* **Prompt**
Find all the lines with "after" and gather them.

Records excerpted from a collection:
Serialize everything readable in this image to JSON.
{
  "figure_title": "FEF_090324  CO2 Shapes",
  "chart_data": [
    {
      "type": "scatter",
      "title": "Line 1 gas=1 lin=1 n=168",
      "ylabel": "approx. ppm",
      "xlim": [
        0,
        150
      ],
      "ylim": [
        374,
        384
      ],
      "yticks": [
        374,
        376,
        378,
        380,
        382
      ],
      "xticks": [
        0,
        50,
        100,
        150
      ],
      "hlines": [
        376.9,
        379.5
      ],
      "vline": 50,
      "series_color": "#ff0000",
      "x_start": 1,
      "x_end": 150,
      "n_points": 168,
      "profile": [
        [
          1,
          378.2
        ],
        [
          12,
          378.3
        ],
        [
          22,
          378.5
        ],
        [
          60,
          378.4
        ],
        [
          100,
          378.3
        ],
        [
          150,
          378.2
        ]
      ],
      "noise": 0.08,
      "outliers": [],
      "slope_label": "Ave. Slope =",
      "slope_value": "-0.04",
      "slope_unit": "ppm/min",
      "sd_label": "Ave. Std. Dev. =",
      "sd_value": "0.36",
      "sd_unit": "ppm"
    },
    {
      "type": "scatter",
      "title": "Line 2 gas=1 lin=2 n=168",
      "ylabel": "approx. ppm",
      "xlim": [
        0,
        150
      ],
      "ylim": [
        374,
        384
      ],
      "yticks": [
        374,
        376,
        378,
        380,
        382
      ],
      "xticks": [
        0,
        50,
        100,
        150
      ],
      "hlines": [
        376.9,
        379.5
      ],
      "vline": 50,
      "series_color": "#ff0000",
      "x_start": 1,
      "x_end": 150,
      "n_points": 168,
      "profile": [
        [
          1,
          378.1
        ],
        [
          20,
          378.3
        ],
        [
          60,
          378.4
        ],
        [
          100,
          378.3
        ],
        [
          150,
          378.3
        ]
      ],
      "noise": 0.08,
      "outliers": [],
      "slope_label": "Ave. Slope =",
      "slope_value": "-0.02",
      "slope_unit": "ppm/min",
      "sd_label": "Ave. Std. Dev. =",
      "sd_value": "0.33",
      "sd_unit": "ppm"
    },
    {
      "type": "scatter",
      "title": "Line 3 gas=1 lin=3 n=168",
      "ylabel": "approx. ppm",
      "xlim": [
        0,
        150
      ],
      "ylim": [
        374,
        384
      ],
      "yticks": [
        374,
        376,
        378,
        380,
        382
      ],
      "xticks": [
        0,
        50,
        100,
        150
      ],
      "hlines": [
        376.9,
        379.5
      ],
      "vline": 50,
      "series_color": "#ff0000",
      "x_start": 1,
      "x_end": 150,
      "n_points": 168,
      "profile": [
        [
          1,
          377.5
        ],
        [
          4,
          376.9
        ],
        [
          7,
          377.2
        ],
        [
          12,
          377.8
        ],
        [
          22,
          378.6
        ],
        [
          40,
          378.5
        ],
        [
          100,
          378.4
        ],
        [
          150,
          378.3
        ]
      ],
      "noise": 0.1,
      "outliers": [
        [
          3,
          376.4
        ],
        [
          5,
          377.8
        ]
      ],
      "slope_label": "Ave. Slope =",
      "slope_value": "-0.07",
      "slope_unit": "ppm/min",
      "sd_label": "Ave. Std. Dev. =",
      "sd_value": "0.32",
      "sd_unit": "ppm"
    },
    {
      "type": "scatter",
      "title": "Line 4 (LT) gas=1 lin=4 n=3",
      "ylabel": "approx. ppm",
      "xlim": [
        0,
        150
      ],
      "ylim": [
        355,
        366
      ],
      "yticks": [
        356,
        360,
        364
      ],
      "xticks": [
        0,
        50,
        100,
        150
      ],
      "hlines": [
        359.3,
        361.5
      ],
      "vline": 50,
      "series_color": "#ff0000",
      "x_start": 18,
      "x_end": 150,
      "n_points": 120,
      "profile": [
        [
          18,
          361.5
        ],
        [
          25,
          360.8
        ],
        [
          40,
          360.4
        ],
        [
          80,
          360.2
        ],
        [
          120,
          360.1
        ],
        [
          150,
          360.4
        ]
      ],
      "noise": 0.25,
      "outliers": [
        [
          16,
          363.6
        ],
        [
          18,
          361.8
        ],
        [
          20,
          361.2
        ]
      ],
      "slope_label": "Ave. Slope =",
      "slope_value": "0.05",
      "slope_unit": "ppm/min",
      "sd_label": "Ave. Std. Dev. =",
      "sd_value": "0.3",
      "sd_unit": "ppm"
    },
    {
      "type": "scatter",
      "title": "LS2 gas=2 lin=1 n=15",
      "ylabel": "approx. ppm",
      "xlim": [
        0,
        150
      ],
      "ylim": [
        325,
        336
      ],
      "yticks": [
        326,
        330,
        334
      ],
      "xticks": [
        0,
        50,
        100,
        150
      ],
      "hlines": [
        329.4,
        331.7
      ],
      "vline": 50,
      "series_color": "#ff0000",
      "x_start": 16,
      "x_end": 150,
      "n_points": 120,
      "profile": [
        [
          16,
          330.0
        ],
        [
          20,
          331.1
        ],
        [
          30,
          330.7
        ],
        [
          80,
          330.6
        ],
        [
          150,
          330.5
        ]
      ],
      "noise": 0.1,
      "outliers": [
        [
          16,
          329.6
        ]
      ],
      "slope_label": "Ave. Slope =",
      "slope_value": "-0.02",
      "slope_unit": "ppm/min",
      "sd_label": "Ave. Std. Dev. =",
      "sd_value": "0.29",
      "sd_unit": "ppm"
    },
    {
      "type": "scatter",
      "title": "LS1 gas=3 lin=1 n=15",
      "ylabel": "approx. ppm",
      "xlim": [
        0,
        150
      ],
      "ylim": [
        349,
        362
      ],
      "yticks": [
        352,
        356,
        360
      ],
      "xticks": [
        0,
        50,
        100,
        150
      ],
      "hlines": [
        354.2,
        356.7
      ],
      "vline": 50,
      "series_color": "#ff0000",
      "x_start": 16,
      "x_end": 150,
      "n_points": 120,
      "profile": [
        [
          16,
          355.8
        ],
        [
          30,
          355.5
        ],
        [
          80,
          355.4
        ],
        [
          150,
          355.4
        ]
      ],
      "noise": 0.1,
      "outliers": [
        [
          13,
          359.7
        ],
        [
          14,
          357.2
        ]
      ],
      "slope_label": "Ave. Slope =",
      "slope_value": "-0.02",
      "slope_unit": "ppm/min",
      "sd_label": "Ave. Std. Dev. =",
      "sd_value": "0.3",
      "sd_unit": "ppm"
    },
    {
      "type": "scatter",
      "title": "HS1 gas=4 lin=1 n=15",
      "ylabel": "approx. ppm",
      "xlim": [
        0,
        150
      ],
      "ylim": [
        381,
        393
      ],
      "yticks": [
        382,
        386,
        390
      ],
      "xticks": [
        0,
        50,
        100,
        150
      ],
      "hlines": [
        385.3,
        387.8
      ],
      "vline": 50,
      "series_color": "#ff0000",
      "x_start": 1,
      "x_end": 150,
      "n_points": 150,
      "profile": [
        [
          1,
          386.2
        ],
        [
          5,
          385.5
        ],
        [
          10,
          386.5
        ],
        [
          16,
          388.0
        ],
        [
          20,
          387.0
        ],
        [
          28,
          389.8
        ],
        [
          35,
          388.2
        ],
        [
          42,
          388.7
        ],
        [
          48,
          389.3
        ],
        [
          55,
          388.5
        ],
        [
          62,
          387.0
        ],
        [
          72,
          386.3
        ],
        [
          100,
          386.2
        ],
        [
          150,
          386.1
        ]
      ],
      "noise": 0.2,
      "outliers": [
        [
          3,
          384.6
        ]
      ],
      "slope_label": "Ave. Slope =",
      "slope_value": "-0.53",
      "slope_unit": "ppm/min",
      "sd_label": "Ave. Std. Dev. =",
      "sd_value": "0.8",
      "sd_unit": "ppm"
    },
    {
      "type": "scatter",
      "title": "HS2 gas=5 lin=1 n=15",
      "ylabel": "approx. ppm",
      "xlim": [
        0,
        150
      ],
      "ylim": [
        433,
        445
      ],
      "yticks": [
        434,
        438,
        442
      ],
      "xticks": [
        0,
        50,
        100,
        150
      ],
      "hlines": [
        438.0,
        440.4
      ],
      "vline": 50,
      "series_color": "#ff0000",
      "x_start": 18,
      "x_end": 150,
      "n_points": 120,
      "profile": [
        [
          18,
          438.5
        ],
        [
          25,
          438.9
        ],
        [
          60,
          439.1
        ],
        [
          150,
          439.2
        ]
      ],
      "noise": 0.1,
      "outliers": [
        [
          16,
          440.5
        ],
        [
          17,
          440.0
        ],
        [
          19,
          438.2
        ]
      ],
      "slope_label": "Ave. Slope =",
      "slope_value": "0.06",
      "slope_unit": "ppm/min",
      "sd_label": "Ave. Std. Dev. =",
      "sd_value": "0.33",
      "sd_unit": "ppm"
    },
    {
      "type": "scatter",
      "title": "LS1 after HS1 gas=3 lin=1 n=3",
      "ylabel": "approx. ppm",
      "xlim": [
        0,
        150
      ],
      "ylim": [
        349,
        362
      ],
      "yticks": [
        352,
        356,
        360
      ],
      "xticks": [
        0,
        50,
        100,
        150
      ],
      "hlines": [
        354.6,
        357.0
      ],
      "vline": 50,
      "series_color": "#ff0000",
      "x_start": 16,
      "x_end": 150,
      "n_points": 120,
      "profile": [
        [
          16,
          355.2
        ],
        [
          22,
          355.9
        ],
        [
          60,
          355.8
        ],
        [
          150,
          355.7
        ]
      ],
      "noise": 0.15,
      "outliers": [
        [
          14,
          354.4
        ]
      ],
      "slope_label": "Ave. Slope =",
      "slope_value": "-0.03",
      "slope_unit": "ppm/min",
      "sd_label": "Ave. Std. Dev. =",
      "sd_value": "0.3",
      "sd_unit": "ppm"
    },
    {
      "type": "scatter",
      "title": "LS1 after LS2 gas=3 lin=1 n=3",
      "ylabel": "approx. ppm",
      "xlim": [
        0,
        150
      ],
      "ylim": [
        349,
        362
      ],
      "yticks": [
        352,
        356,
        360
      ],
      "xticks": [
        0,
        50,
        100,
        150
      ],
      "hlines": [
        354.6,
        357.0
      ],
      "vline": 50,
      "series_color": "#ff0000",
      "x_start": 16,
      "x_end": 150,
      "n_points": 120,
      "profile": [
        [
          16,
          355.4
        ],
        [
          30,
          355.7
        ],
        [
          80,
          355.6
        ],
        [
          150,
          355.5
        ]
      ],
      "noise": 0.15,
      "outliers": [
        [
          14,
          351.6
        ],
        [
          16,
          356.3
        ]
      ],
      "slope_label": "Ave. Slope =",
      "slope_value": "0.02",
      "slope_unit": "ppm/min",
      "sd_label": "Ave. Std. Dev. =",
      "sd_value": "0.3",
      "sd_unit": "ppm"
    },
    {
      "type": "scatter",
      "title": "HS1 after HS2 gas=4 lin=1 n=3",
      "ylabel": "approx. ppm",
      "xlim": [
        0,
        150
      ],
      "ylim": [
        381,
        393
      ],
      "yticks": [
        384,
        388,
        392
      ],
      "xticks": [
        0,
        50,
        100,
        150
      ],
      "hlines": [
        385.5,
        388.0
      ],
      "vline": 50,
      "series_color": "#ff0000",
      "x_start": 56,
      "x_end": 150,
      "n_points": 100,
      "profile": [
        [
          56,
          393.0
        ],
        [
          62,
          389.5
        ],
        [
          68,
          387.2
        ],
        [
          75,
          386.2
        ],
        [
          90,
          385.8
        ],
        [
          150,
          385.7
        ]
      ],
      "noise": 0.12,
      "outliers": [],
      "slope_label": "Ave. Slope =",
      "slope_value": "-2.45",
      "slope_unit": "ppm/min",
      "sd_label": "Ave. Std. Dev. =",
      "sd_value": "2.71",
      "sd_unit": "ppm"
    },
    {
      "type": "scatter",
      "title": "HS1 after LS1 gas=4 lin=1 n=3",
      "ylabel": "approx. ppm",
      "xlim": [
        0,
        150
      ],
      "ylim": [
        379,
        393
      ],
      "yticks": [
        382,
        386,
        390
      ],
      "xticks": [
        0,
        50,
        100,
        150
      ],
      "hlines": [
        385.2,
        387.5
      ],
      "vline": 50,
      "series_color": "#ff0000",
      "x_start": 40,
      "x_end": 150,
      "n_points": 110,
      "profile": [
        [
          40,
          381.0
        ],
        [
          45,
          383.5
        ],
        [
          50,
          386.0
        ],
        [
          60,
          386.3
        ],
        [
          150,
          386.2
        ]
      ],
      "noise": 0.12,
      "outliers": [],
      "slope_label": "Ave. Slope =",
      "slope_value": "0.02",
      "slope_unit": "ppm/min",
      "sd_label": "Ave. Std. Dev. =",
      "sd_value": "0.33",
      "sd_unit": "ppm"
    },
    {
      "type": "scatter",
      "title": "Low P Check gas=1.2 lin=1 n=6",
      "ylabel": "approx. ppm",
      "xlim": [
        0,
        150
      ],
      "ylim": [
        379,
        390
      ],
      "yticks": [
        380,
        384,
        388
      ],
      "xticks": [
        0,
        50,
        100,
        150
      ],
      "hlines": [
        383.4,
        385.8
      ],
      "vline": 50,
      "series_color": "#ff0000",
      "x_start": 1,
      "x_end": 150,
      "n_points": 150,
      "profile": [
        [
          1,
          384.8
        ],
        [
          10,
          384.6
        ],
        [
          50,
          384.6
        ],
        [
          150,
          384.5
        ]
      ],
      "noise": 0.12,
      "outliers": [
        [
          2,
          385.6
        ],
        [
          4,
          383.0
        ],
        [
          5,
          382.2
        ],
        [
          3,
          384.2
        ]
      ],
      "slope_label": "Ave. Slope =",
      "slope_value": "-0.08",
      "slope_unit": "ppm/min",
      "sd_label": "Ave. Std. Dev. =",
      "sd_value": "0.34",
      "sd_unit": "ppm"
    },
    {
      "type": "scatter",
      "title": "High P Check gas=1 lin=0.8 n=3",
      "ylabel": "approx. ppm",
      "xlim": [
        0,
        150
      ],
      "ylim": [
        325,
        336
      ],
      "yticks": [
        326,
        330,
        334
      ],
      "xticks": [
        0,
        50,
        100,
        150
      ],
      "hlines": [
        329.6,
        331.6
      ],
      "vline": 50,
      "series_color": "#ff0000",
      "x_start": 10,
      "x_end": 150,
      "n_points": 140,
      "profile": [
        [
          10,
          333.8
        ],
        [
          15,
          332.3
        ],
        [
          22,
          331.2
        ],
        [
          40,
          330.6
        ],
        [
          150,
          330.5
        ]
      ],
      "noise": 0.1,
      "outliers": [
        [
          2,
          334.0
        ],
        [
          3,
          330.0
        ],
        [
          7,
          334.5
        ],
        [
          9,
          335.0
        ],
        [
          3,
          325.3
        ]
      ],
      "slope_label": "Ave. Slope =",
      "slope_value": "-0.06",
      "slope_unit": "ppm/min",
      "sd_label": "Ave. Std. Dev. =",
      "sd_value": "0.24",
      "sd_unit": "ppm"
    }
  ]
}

* **Exercise result**
      "title": "LS1 after HS1 gas=3 lin=1 n=3",
      "title": "LS1 after LS2 gas=3 lin=1 n=3",
      "title": "HS1 after HS2 gas=4 lin=1 n=3",
      "title": "HS1 after LS1 gas=4 lin=1 n=3",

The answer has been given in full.